Data provided
** START **

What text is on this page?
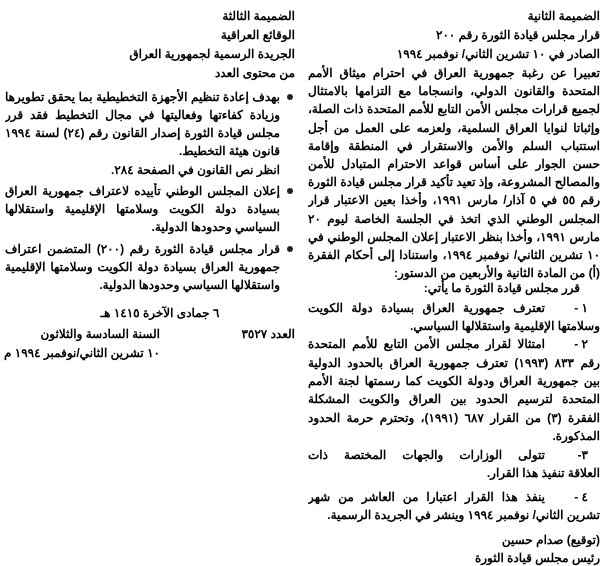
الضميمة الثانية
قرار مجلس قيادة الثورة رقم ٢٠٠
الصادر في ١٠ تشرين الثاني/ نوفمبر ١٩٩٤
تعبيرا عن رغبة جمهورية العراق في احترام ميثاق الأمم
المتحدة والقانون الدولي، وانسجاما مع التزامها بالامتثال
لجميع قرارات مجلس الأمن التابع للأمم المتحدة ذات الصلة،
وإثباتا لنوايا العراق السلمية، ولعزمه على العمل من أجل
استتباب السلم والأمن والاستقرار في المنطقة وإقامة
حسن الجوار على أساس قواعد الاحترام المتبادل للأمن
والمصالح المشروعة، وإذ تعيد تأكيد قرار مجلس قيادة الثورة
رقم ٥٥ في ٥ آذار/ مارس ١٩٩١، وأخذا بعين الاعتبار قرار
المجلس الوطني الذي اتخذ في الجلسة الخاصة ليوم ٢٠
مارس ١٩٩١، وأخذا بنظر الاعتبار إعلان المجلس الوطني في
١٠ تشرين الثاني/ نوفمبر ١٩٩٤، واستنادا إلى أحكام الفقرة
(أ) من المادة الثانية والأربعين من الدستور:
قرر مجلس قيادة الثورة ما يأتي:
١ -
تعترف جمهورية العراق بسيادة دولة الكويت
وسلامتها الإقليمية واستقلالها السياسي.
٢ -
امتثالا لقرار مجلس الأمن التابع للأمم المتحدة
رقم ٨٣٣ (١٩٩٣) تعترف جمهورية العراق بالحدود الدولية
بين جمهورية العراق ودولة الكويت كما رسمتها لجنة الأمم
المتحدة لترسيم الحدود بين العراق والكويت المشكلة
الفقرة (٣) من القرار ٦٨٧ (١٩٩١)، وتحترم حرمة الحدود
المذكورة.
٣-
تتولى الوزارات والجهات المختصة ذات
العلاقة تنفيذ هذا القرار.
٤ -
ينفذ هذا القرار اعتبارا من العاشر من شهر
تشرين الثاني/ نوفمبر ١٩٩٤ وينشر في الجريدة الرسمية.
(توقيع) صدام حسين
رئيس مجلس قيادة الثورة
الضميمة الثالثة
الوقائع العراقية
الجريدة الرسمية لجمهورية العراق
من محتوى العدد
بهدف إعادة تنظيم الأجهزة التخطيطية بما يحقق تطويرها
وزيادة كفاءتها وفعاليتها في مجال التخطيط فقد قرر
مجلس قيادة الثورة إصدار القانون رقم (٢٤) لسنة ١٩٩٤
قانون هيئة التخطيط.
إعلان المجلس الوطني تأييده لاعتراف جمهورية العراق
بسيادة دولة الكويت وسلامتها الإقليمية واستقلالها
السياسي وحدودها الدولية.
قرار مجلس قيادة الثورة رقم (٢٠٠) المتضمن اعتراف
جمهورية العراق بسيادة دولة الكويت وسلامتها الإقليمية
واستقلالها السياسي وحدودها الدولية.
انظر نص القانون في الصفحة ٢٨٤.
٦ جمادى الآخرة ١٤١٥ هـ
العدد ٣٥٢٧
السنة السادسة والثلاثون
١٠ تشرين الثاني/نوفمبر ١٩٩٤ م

** END **

Problem to work on
Reproduce all of the data exactly, omitting each picture it holds.

Exercise solution
What text is on this page?
الضميمة الثانية
قرار مجلس قيادة الثورة رقم ٢٠٠
الصادر في ١٠ تشرين الثاني/ نوفمبر ١٩٩٤
تعبيرا عن رغبة جمهورية العراق في احترام ميثاق الأمم
المتحدة والقانون الدولي، وانسجاما مع التزامها بالامتثال
لجميع قرارات مجلس الأمن التابع للأمم المتحدة ذات الصلة،
وإثباتا لنوايا العراق السلمية، ولعزمه على العمل من أجل
استتباب السلم والأمن والاستقرار في المنطقة وإقامة
حسن الجوار على أساس قواعد الاحترام المتبادل للأمن
والمصالح المشروعة، وإذ تعيد تأكيد قرار مجلس قيادة الثورة
رقم ٥٥ في ٥ آذار/ مارس ١٩٩١، وأخذا بعين الاعتبار قرار
المجلس الوطني الذي اتخذ في الجلسة الخاصة ليوم ٢٠
مارس ١٩٩١، وأخذا بنظر الاعتبار إعلان المجلس الوطني في
١٠ تشرين الثاني/ نوفمبر ١٩٩٤، واستنادا إلى أحكام الفقرة
(أ) من المادة الثانية والأربعين من الدستور:
قرر مجلس قيادة الثورة ما يأتي:
١ -
تعترف جمهورية العراق بسيادة دولة الكويت
وسلامتها الإقليمية واستقلالها السياسي.
٢ -
امتثالا لقرار مجلس الأمن التابع للأمم المتحدة
رقم ٨٣٣ (١٩٩٣) تعترف جمهورية العراق بالحدود الدولية
بين جمهورية العراق ودولة الكويت كما رسمتها لجنة الأمم
المتحدة لترسيم الحدود بين العراق والكويت المشكلة
الفقرة (٣) من القرار ٦٨٧ (١٩٩١)، وتحترم حرمة الحدود
المذكورة.
٣-
تتولى الوزارات والجهات المختصة ذات
العلاقة تنفيذ هذا القرار.
٤ -
ينفذ هذا القرار اعتبارا من العاشر من شهر
تشرين الثاني/ نوفمبر ١٩٩٤ وينشر في الجريدة الرسمية.
(توقيع) صدام حسين
رئيس مجلس قيادة الثورة
الضميمة الثالثة
الوقائع العراقية
الجريدة الرسمية لجمهورية العراق
من محتوى العدد
بهدف إعادة تنظيم الأجهزة التخطيطية بما يحقق تطويرها
وزيادة كفاءتها وفعاليتها في مجال التخطيط فقد قرر
مجلس قيادة الثورة إصدار القانون رقم (٢٤) لسنة ١٩٩٤
قانون هيئة التخطيط.
إعلان المجلس الوطني تأييده لاعتراف جمهورية العراق
بسيادة دولة الكويت وسلامتها الإقليمية واستقلالها
السياسي وحدودها الدولية.
قرار مجلس قيادة الثورة رقم (٢٠٠) المتضمن اعتراف
جمهورية العراق بسيادة دولة الكويت وسلامتها الإقليمية
واستقلالها السياسي وحدودها الدولية.
انظر نص القانون في الصفحة ٢٨٤.
٦ جمادى الآخرة ١٤١٥ هـ
العدد ٣٥٢٧
السنة السادسة والثلاثون
١٠ تشرين الثاني/نوفمبر ١٩٩٤ م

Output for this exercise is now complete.